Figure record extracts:
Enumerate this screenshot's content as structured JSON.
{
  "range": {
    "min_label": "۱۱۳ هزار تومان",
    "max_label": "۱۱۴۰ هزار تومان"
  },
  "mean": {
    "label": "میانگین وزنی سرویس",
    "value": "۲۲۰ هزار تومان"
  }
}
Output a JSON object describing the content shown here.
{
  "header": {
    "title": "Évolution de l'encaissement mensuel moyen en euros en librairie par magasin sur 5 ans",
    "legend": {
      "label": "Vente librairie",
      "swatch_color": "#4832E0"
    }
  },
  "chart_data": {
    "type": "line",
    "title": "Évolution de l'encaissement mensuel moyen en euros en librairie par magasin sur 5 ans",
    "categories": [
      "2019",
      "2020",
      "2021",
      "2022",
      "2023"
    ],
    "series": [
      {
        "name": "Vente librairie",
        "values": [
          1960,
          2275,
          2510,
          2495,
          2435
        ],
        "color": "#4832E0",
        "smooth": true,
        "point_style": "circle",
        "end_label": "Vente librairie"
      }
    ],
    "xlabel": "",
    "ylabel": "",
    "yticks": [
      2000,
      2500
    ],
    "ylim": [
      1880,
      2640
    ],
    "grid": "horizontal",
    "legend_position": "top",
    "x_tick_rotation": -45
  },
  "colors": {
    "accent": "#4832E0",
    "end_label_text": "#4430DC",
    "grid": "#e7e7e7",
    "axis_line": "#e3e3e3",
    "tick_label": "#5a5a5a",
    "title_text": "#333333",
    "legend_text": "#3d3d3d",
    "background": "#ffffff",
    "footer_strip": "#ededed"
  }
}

* [TASK REQUIREMENTS] Sift the material for lines with the string "content". Copy each one found.

* [ANSWER FOR THE TASK]
Enumerate this screenshot's content as structured JSON.
Output a JSON object describing the content shown here.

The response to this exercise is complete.